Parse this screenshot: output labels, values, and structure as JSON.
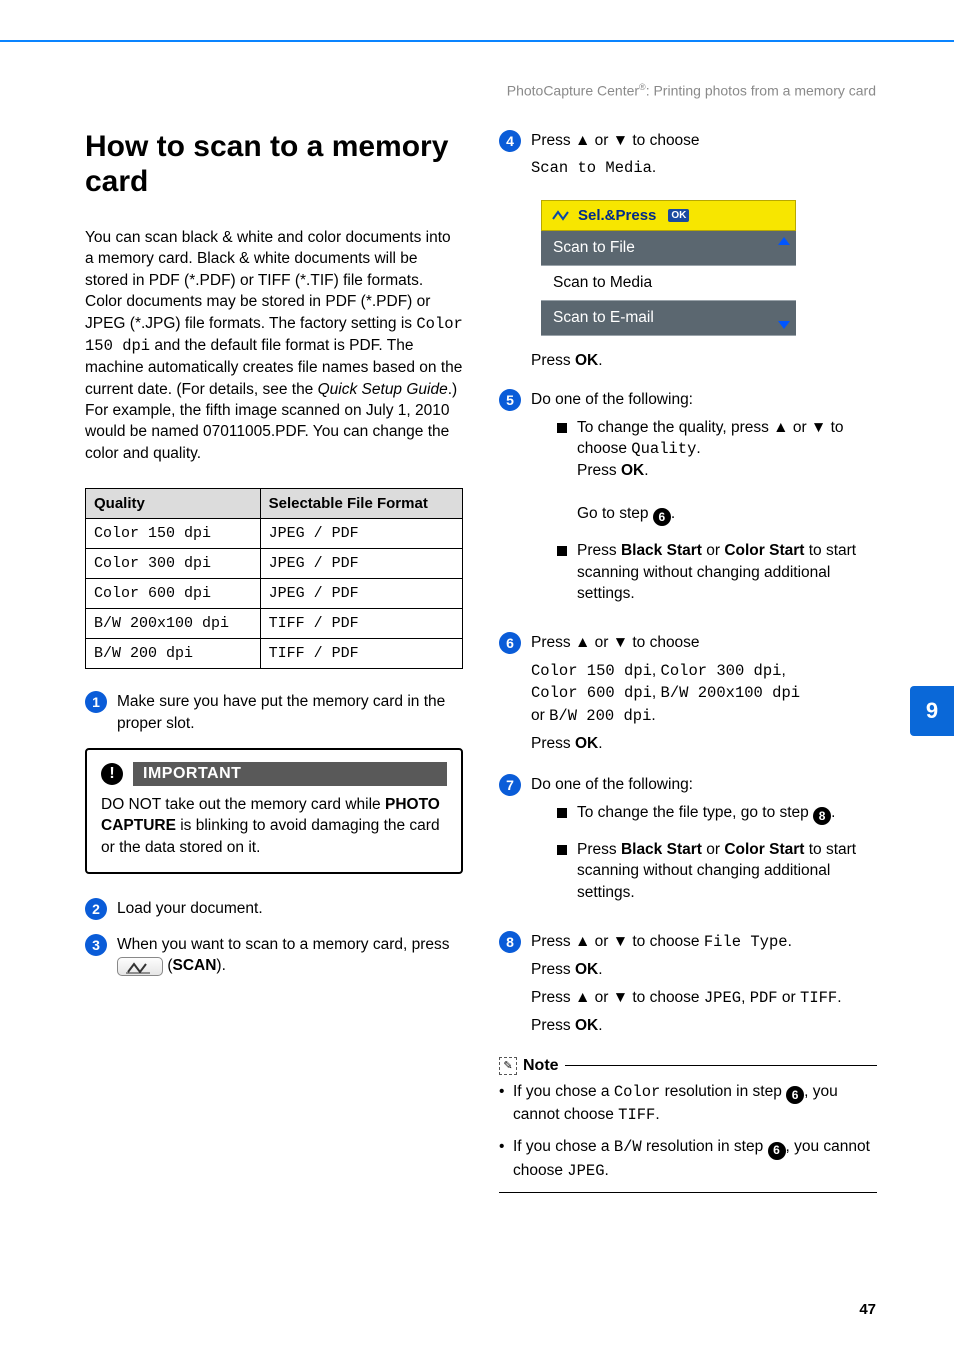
{
  "running_head": {
    "prefix": "PhotoCapture Center",
    "sup": "®",
    "suffix": ": Printing photos from a memory card"
  },
  "h1": "How to scan to a memory card",
  "intro": {
    "p1a": "You can scan black & white and color documents into a memory card. Black & white documents will be stored in PDF (*.PDF) or TIFF (*.TIF) file formats. Color documents may be stored in PDF (*.PDF) or JPEG (*.JPG) file formats. The factory setting is ",
    "code1": "Color 150 dpi",
    "p1b": " and the default file format is PDF. The machine automatically creates file names based on the current date. (For details, see the ",
    "em": "Quick Setup Guide",
    "p1c": ".) For example, the fifth image scanned on July 1, 2010 would be named 07011005.PDF. You can change the color and quality."
  },
  "table": {
    "headers": {
      "c1": "Quality",
      "c2": "Selectable File Format"
    },
    "rows": [
      {
        "q": "Color 150 dpi",
        "f1": "JPEG",
        "sep": " / ",
        "f2": "PDF"
      },
      {
        "q": "Color 300 dpi",
        "f1": "JPEG",
        "sep": " / ",
        "f2": "PDF"
      },
      {
        "q": "Color 600 dpi",
        "f1": "JPEG",
        "sep": " / ",
        "f2": "PDF"
      },
      {
        "q": "B/W 200x100 dpi",
        "f1": "TIFF",
        "sep": " / ",
        "f2": "PDF"
      },
      {
        "q": "B/W 200 dpi",
        "f1": "TIFF",
        "sep": " / ",
        "f2": "PDF"
      }
    ]
  },
  "steps": {
    "s1": {
      "n": "1",
      "t": "Make sure you have put the memory card in the proper slot."
    },
    "s2": {
      "n": "2",
      "t": "Load your document."
    },
    "s3": {
      "n": "3",
      "a": "When you want to scan to a memory card, press ",
      "b": " (",
      "scan": "SCAN",
      "c": ")."
    },
    "s4": {
      "n": "4",
      "lead_a": "Press ",
      "up": "▲",
      "or": " or ",
      "down": "▼",
      "lead_b": " to choose",
      "opt": "Scan to Media",
      "period": ".",
      "press_ok": "Press ",
      "ok": "OK",
      "dot": "."
    },
    "s5": {
      "n": "5",
      "lead": "Do one of the following:",
      "b1_a": "To change the quality, press ",
      "b1_b": " to choose ",
      "quality": "Quality",
      "press": "Press ",
      "ok": "OK",
      "goto_a": "Go to step ",
      "goto_n": "6",
      "goto_b": ".",
      "b2_a": "Press ",
      "bs": "Black Start",
      "b2_b": " or ",
      "cs": "Color Start",
      "b2_c": " to start scanning without changing additional settings."
    },
    "s6": {
      "n": "6",
      "lead_a": "Press ",
      "lead_b": " to choose",
      "o1": "Color 150 dpi",
      "o2": "Color 300 dpi",
      "o3": "Color 600 dpi",
      "o4": "B/W 200x100 dpi",
      "or_word": "or ",
      "o5": "B/W 200 dpi",
      "press": "Press ",
      "ok": "OK"
    },
    "s7": {
      "n": "7",
      "lead": "Do one of the following:",
      "b1_a": "To change the file type, go to step ",
      "b1_n": "8",
      "b1_b": ".",
      "b2_a": "Press ",
      "bs": "Black Start",
      "b2_b": " or ",
      "cs": "Color Start",
      "b2_c": " to start scanning without changing additional settings."
    },
    "s8": {
      "n": "8",
      "l1_a": "Press ",
      "l1_b": " to choose ",
      "ft": "File Type",
      "l1_c": ".",
      "press": "Press ",
      "ok": "OK",
      "l2_a": "Press ",
      "l2_b": " to choose ",
      "jpeg": "JPEG",
      "comma": ", ",
      "pdf": "PDF",
      "or": " or ",
      "tiff": "TIFF",
      "l2_c": "."
    }
  },
  "lcd": {
    "header_a": "Sel.&Press",
    "ok": "OK",
    "r1": "Scan to File",
    "r2": "Scan to Media",
    "r3": "Scan to E-mail"
  },
  "important": {
    "title": "IMPORTANT",
    "a": "DO NOT take out the memory card while ",
    "bold": "PHOTO CAPTURE",
    "b": " is blinking to avoid damaging the card or the data stored on it."
  },
  "note": {
    "title": "Note",
    "n1_a": "If you chose a ",
    "color": "Color",
    "n1_b": " resolution in step ",
    "n1_n": "6",
    "n1_c": ", you cannot choose ",
    "tiff": "TIFF",
    "n1_d": ".",
    "n2_a": "If you chose a ",
    "bw": "B/W",
    "n2_b": " resolution in step ",
    "n2_n": "6",
    "n2_c": ", you cannot choose ",
    "jpeg": "JPEG",
    "n2_d": "."
  },
  "arrows": {
    "up": "▲",
    "down": "▼"
  },
  "side_tab": "9",
  "page_number": "47"
}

WHAT THE EXERCISE ASKS.
Copy out every line of the data that includes "resolution".

FINISHED EXERCISE.
    "n1_b": " resolution in step ",
    "n2_b": " resolution in step ",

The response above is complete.